* _SHORT TASK_
Recast the lines of the entries, starting with the line containing "macd-bar [450, 563, 458, 592]" and continuing through the line containing "price-axis-label: 28.513 [849, 470, 889, 485]", as a numbered list with blank lines omitted.

§

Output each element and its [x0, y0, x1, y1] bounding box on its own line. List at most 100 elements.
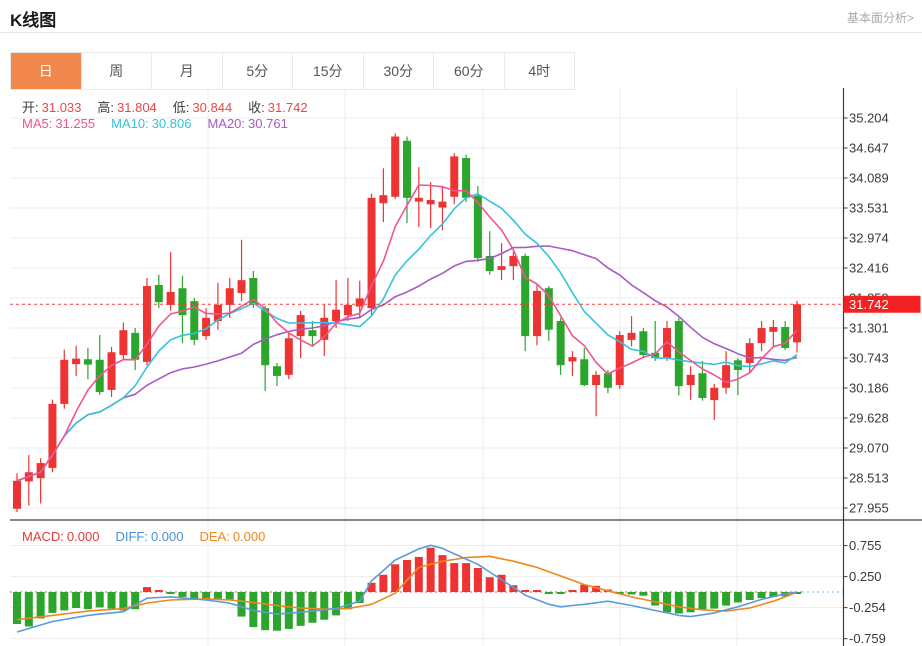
macd-bar [450, 563, 458, 592]
candle-body [462, 158, 470, 198]
price-axis-label: 34.647 [849, 140, 889, 155]
macd-bar [72, 592, 80, 608]
candle-body [108, 352, 116, 390]
candle-body [308, 330, 316, 336]
macd-bar [84, 592, 92, 609]
legend-item: MACD:0.000 [22, 529, 99, 544]
macd-bar [486, 577, 494, 592]
candle-body [391, 137, 399, 197]
candle-body [698, 373, 706, 398]
price-axis-label: 34.089 [849, 170, 889, 185]
legend-item: DEA:0.000 [199, 529, 265, 544]
macd-bar [722, 592, 730, 606]
macd-bar [60, 592, 68, 610]
candle-body [592, 375, 600, 385]
macd-bar [758, 592, 766, 598]
macd-bar [344, 592, 352, 609]
macd-bar [37, 592, 45, 618]
macd-bar [675, 592, 683, 614]
macd-axis-label: 0.755 [849, 538, 882, 553]
candle-body [758, 328, 766, 343]
candle-body [438, 202, 446, 208]
interval-tab-60min[interactable]: 60分 [434, 53, 505, 89]
macd-bar [651, 592, 659, 606]
price-axis-label: 29.070 [849, 441, 889, 456]
macd-bar [25, 592, 33, 626]
candle-body [545, 288, 553, 329]
candle-body [297, 315, 305, 336]
ohlc-legend: 开:31.033高:31.804低:30.844收:31.742 [22, 97, 324, 116]
macd-bar [710, 592, 718, 609]
legend-item: MA10:30.806 [111, 116, 191, 131]
interval-tab-4h[interactable]: 4时 [505, 53, 575, 89]
macd-bar [533, 590, 541, 592]
interval-tab-week[interactable]: 周 [82, 53, 153, 89]
price-axis-label: 27.955 [849, 500, 889, 515]
candle-body [604, 373, 612, 388]
candle-body [226, 288, 234, 305]
macd-bar [427, 548, 435, 592]
price-axis-label: 29.628 [849, 410, 889, 425]
macd-bar [557, 592, 565, 594]
legend-item: 低:30.844 [173, 100, 232, 115]
candle-body [557, 321, 565, 365]
macd-bar [285, 592, 293, 629]
macd-bar [379, 575, 387, 592]
macd-bar [415, 557, 423, 592]
price-axis-label: 28.513 [849, 470, 889, 485]
macd-bar [108, 592, 116, 609]
legend-item: MA5:31.255 [22, 116, 95, 131]
interval-tab-month[interactable]: 月 [152, 53, 223, 89]
macd-bar [568, 590, 576, 592]
candle-body [403, 141, 411, 198]
candle-body [793, 304, 801, 342]
candle-body [427, 200, 435, 204]
macd-bar [332, 592, 340, 615]
candle-body [261, 308, 269, 365]
legend-item: 高:31.804 [97, 100, 156, 115]
interval-tab-15min[interactable]: 15分 [293, 53, 364, 89]
candle-body [415, 198, 423, 202]
candle-body [273, 366, 281, 376]
interval-tab-30min[interactable]: 30分 [364, 53, 435, 89]
price-axis-label: 31.301 [849, 320, 889, 335]
candle-body [710, 388, 718, 400]
candle-body [580, 359, 588, 385]
price-axis-label: 30.743 [849, 351, 889, 366]
legend-item: 收:31.742 [248, 100, 307, 115]
candle-body [13, 481, 21, 509]
candle-body [498, 266, 506, 270]
macd-bar [462, 563, 470, 592]
candle-body [155, 285, 163, 302]
candle-body [143, 286, 151, 362]
macd-bar [474, 568, 482, 592]
legend-item: MA20:30.761 [207, 116, 287, 131]
candle-body [344, 305, 352, 315]
macd-bar [403, 560, 411, 592]
candle-body [533, 291, 541, 336]
macd-bar [214, 592, 222, 599]
price-axis-label: 35.204 [849, 111, 889, 126]
candle-body [568, 357, 576, 361]
candle-body [285, 338, 293, 375]
macd-bar [48, 592, 56, 613]
price-axis-label: 32.416 [849, 260, 889, 275]
candle-body [60, 360, 68, 404]
macd-bar [167, 592, 175, 594]
macd-axis-label: -0.254 [849, 600, 886, 615]
candle-body [769, 327, 777, 332]
macd-bar [663, 592, 671, 612]
candle-body [687, 375, 695, 385]
candle-body [167, 292, 175, 305]
interval-tab-5min[interactable]: 5分 [223, 53, 294, 89]
macd-bar [178, 592, 186, 597]
price-axis-label: 30.186 [849, 380, 889, 395]
candle-body [379, 195, 387, 203]
legend-item: DIFF:0.000 [115, 529, 183, 544]
interval-tab-day[interactable]: 日 [11, 53, 82, 89]
price-axis-label: 33.531 [849, 201, 889, 216]
macd-bar [628, 592, 636, 594]
ma-legend: MA5:31.255 MA10:30.806 MA20:30.761 [22, 116, 304, 131]
candle-body [663, 328, 671, 358]
candle-body [72, 359, 80, 364]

§

* _EXERCISE RESULT_
1. macd-bar [450, 563, 458, 592]
2. candle-body [462, 158, 470, 198]
3. price-axis-label: 34.647 [849, 140, 889, 155]
4. macd-bar [72, 592, 80, 608]
5. candle-body [108, 352, 116, 390]
6. candle-body [308, 330, 316, 336]
7. macd-bar [84, 592, 92, 609]
8. legend-item: MACD:0.000 [22, 529, 99, 544]
9. macd-bar [486, 577, 494, 592]
10. candle-body [391, 137, 399, 197]
11. candle-body [698, 373, 706, 398]
12. price-axis-label: 34.089 [849, 170, 889, 185]
13. legend-item: DEA:0.000 [199, 529, 265, 544]
14. macd-bar [722, 592, 730, 606]
15. macd-bar [60, 592, 68, 610]
16. candle-body [592, 375, 600, 385]
17. macd-bar [758, 592, 766, 598]
18. macd-bar [344, 592, 352, 609]
19. macd-bar [37, 592, 45, 618]
20. macd-bar [675, 592, 683, 614]
21. macd-axis-label: 0.755 [849, 538, 882, 553]
22. candle-body [758, 328, 766, 343]
23. candle-body [438, 202, 446, 208]
24. interval-tab-60min[interactable]: 60分 [434, 53, 505, 89]
25. macd-bar [651, 592, 659, 606]
26. price-axis-label: 29.070 [849, 441, 889, 456]
27. macd-bar [25, 592, 33, 626]
28. candle-body [545, 288, 553, 329]
29. candle-body [297, 315, 305, 336]
30. ohlc-legend: 开:31.033高:31.804低:30.844收:31.742 [22, 97, 324, 116]
31. macd-bar [710, 592, 718, 609]
32. legend-item: MA10:30.806 [111, 116, 191, 131]
33. interval-tab-4h[interactable]: 4时 [505, 53, 575, 89]
34. macd-bar [533, 590, 541, 592]
35. interval-tab-week[interactable]: 周 [82, 53, 153, 89]
36. price-axis-label: 27.955 [849, 500, 889, 515]
37. candle-body [604, 373, 612, 388]
38. candle-body [226, 288, 234, 305]
39. macd-bar [427, 548, 435, 592]
40. price-axis-label: 29.628 [849, 410, 889, 425]
41. macd-bar [557, 592, 565, 594]
42. legend-item: 低:30.844 [173, 100, 232, 115]
43. candle-body [557, 321, 565, 365]
44. macd-bar [285, 592, 293, 629]
45. macd-bar [379, 575, 387, 592]
46. macd-bar [415, 557, 423, 592]
47. price-axis-label: 28.513 [849, 470, 889, 485]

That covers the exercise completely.